Reproduce the entries word for word, and omit any picture you find in them.

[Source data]
+++

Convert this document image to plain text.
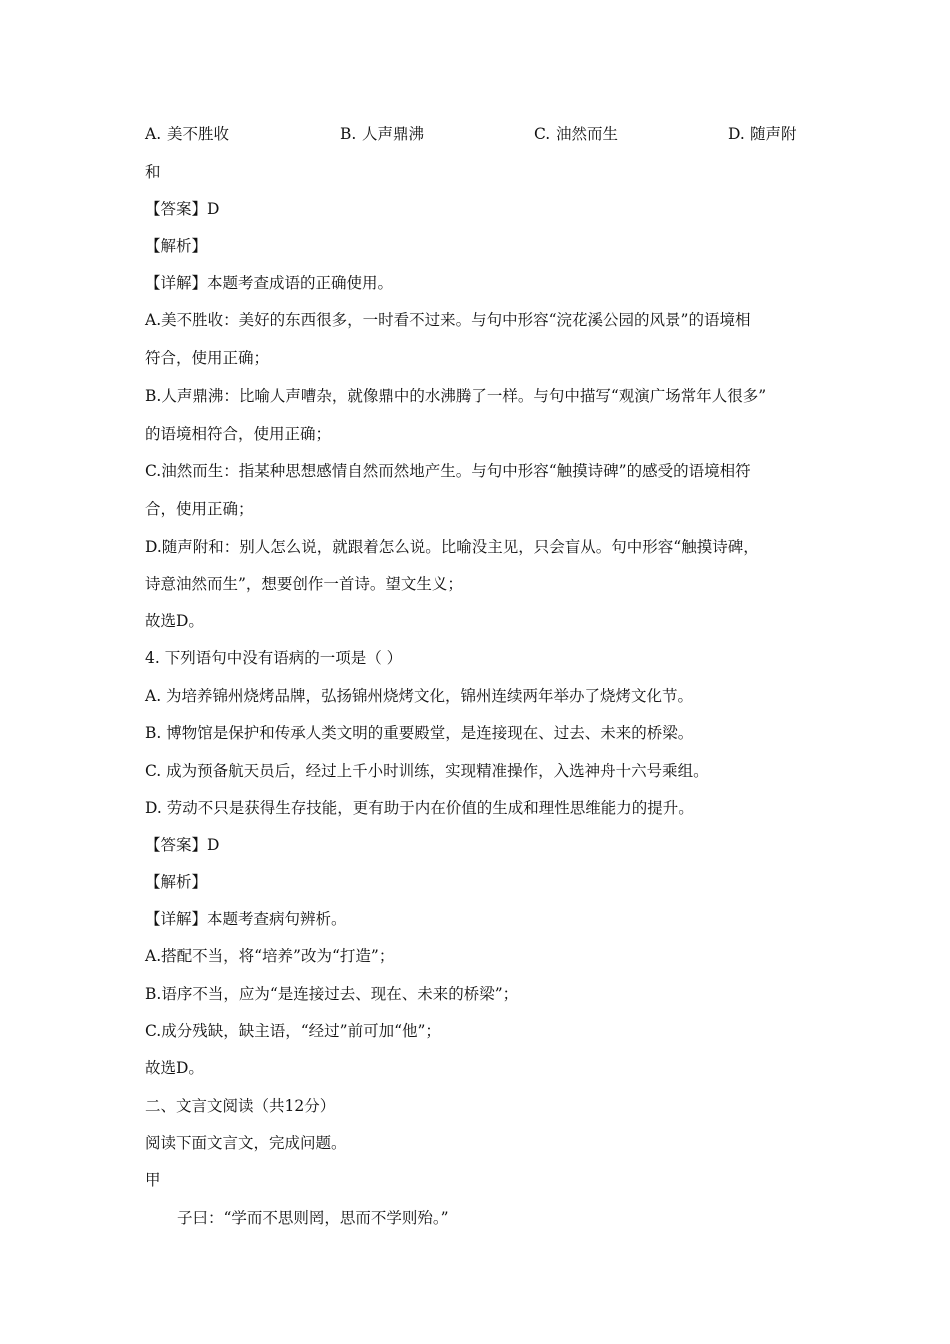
A. 美不胜收	B. 人声鼎沸	C. 油然而生	D. 随声附
和
【答案】D
【解析】
【详解】本题考查成语的正确使用。
A.美不胜收：美好的东西很多，一时看不过来。与句中形容“浣花溪公园的风景”的语境相
符合，使用正确；
B.人声鼎沸：比喻人声嘈杂，就像鼎中的水沸腾了一样。与句中描写“观演广场常年人很多”
的语境相符合，使用正确；
C.油然而生：指某种思想感情自然而然地产生。与句中形容“触摸诗碑”的感受的语境相符
合，使用正确；
D.随声附和：别人怎么说，就跟着怎么说。比喻没主见，只会盲从。句中形容“触摸诗碑，
诗意油然而生”，想要创作一首诗。望文生义；
故选D。
4. 下列语句中没有语病的一项是（ ）
A. 为培养锦州烧烤品牌，弘扬锦州烧烤文化，锦州连续两年举办了烧烤文化节。
B. 博物馆是保护和传承人类文明的重要殿堂，是连接现在、过去、未来的桥梁。
C. 成为预备航天员后，经过上千小时训练，实现精准操作，入选神舟十六号乘组。
D. 劳动不只是获得生存技能，更有助于内在价值的生成和理性思维能力的提升。
【答案】D
【解析】
【详解】本题考查病句辨析。
A.搭配不当，将“培养”改为“打造”；
B.语序不当，应为“是连接过去、现在、未来的桥梁”；
C.成分残缺，缺主语，“经过”前可加“他”；
故选D。
二、文言文阅读（共12分）
阅读下面文言文，完成问题。
甲
子曰：“学而不思则罔，思而不学则殆。”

+++

**Answer to the task**.
Convert this document image to plain text.
A. 美不胜收	B. 人声鼎沸	C. 油然而生	D. 随声附
和
【答案】D
【解析】
【详解】本题考查成语的正确使用。
A.美不胜收：美好的东西很多，一时看不过来。与句中形容“浣花溪公园的风景”的语境相
符合，使用正确；
B.人声鼎沸：比喻人声嘈杂，就像鼎中的水沸腾了一样。与句中描写“观演广场常年人很多”
的语境相符合，使用正确；
C.油然而生：指某种思想感情自然而然地产生。与句中形容“触摸诗碑”的感受的语境相符
合，使用正确；
D.随声附和：别人怎么说，就跟着怎么说。比喻没主见，只会盲从。句中形容“触摸诗碑，
诗意油然而生”，想要创作一首诗。望文生义；
故选D。
4. 下列语句中没有语病的一项是（ ）
A. 为培养锦州烧烤品牌，弘扬锦州烧烤文化，锦州连续两年举办了烧烤文化节。
B. 博物馆是保护和传承人类文明的重要殿堂，是连接现在、过去、未来的桥梁。
C. 成为预备航天员后，经过上千小时训练，实现精准操作，入选神舟十六号乘组。
D. 劳动不只是获得生存技能，更有助于内在价值的生成和理性思维能力的提升。
【答案】D
【解析】
【详解】本题考查病句辨析。
A.搭配不当，将“培养”改为“打造”；
B.语序不当，应为“是连接过去、现在、未来的桥梁”；
C.成分残缺，缺主语，“经过”前可加“他”；
故选D。
二、文言文阅读（共12分）
阅读下面文言文，完成问题。
甲
子曰：“学而不思则罔，思而不学则殆。”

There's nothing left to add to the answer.